→ **Dataset extract**
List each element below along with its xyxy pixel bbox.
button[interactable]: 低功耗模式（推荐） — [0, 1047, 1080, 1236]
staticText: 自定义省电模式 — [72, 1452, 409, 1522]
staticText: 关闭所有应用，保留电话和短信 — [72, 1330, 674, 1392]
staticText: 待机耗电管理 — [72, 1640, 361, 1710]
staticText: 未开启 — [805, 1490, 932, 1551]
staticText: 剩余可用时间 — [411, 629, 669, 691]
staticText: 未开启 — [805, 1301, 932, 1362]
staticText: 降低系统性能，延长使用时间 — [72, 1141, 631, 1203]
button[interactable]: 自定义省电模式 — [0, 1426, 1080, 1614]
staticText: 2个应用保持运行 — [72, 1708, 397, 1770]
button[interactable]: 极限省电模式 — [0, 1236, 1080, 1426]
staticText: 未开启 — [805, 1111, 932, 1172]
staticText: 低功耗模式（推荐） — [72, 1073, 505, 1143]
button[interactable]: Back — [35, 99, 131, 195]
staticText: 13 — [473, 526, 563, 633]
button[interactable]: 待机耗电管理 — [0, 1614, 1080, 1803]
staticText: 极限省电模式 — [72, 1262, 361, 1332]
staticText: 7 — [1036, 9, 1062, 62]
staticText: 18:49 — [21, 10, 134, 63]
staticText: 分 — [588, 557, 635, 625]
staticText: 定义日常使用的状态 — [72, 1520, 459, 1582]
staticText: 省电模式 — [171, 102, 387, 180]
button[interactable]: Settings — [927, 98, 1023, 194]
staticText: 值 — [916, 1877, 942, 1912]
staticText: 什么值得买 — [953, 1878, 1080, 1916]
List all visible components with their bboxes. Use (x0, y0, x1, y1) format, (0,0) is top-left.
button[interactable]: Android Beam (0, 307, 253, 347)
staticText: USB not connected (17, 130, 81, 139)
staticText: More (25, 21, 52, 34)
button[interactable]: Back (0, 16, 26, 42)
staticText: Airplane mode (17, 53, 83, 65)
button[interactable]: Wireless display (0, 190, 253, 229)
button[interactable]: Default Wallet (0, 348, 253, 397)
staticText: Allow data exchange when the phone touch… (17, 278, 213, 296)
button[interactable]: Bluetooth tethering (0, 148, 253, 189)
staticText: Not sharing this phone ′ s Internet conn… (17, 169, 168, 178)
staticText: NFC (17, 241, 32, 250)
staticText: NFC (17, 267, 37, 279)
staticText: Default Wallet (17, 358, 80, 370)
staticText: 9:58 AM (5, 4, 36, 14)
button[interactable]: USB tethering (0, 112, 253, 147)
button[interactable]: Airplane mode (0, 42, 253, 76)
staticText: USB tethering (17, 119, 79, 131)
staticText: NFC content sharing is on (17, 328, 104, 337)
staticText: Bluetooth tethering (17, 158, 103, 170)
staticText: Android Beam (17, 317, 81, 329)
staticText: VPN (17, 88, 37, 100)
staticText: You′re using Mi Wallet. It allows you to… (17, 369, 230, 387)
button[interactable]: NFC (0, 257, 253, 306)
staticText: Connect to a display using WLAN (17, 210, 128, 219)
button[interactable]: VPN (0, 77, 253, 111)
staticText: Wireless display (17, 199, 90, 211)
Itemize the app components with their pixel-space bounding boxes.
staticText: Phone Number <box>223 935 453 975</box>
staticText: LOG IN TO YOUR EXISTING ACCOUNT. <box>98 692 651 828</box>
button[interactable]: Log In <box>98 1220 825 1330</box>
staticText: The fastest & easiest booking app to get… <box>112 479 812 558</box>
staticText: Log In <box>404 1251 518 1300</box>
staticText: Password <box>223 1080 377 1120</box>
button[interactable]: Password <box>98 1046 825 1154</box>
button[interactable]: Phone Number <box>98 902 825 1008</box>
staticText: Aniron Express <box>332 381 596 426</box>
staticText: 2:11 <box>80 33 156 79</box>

→ **Set problem**
Reproduce all of the data above, changing every "Airplane mode" to "Flight mode" and keeping everything else the same.

→ **Problem solution**
List each element below along with its xyxy pixel bbox.
button[interactable]: 低功耗模式（推荐） — [0, 1047, 1080, 1236]
staticText: 自定义省电模式 — [72, 1452, 409, 1522]
staticText: 关闭所有应用，保留电话和短信 — [72, 1330, 674, 1392]
staticText: 待机耗电管理 — [72, 1640, 361, 1710]
staticText: 未开启 — [805, 1490, 932, 1551]
staticText: 剩余可用时间 — [411, 629, 669, 691]
staticText: 未开启 — [805, 1301, 932, 1362]
staticText: 降低系统性能，延长使用时间 — [72, 1141, 631, 1203]
button[interactable]: 自定义省电模式 — [0, 1426, 1080, 1614]
staticText: 2个应用保持运行 — [72, 1708, 397, 1770]
button[interactable]: 极限省电模式 — [0, 1236, 1080, 1426]
staticText: 未开启 — [805, 1111, 932, 1172]
staticText: 低功耗模式（推荐） — [72, 1073, 505, 1143]
button[interactable]: Back — [35, 99, 131, 195]
staticText: 13 — [473, 526, 563, 633]
button[interactable]: 待机耗电管理 — [0, 1614, 1080, 1803]
staticText: 极限省电模式 — [72, 1262, 361, 1332]
staticText: 7 — [1036, 9, 1062, 62]
staticText: 18:49 — [21, 10, 134, 63]
staticText: 分 — [588, 557, 635, 625]
staticText: 定义日常使用的状态 — [72, 1520, 459, 1582]
staticText: 省电模式 — [171, 102, 387, 180]
button[interactable]: Settings — [927, 98, 1023, 194]
staticText: 值 — [916, 1877, 942, 1912]
staticText: 什么值得买 — [953, 1878, 1080, 1916]
List all visible components with their bboxes. Use (x0, y0, x1, y1) format, (0,0) is top-left.
button[interactable]: Android Beam (0, 307, 253, 347)
staticText: USB not connected (17, 130, 81, 139)
staticText: More (25, 21, 52, 34)
button[interactable]: Back (0, 16, 26, 42)
staticText: Flight mode (17, 53, 83, 65)
button[interactable]: Wireless display (0, 190, 253, 229)
button[interactable]: Default Wallet (0, 348, 253, 397)
staticText: Allow data exchange when the phone touch… (17, 278, 213, 296)
button[interactable]: Bluetooth tethering (0, 148, 253, 189)
staticText: Not sharing this phone ′ s Internet conn… (17, 169, 168, 178)
staticText: NFC (17, 241, 32, 250)
staticText: NFC (17, 267, 37, 279)
staticText: Default Wallet (17, 358, 80, 370)
staticText: 9:58 AM (5, 4, 36, 14)
button[interactable]: USB tethering (0, 112, 253, 147)
button[interactable]: Flight mode (0, 42, 253, 76)
staticText: USB tethering (17, 119, 79, 131)
staticText: NFC content sharing is on (17, 328, 104, 337)
staticText: Bluetooth tethering (17, 158, 103, 170)
staticText: Android Beam (17, 317, 81, 329)
staticText: VPN (17, 88, 37, 100)
staticText: You′re using Mi Wallet. It allows you to… (17, 369, 230, 387)
button[interactable]: NFC (0, 257, 253, 306)
staticText: Connect to a display using WLAN (17, 210, 128, 219)
button[interactable]: VPN (0, 77, 253, 111)
staticText: Wireless display (17, 199, 90, 211)
Itemize the app components with their pixel-space bounding boxes.
staticText: Phone Number <box>223 935 453 975</box>
staticText: LOG IN TO YOUR EXISTING ACCOUNT. <box>98 692 651 828</box>
button[interactable]: Log In <box>98 1220 825 1330</box>
staticText: The fastest & easiest booking app to get… <box>112 479 812 558</box>
staticText: Log In <box>404 1251 518 1300</box>
staticText: Password <box>223 1080 377 1120</box>
button[interactable]: Password <box>98 1046 825 1154</box>
button[interactable]: Phone Number <box>98 902 825 1008</box>
staticText: Aniron Express <box>332 381 596 426</box>
staticText: 2:11 <box>80 33 156 79</box>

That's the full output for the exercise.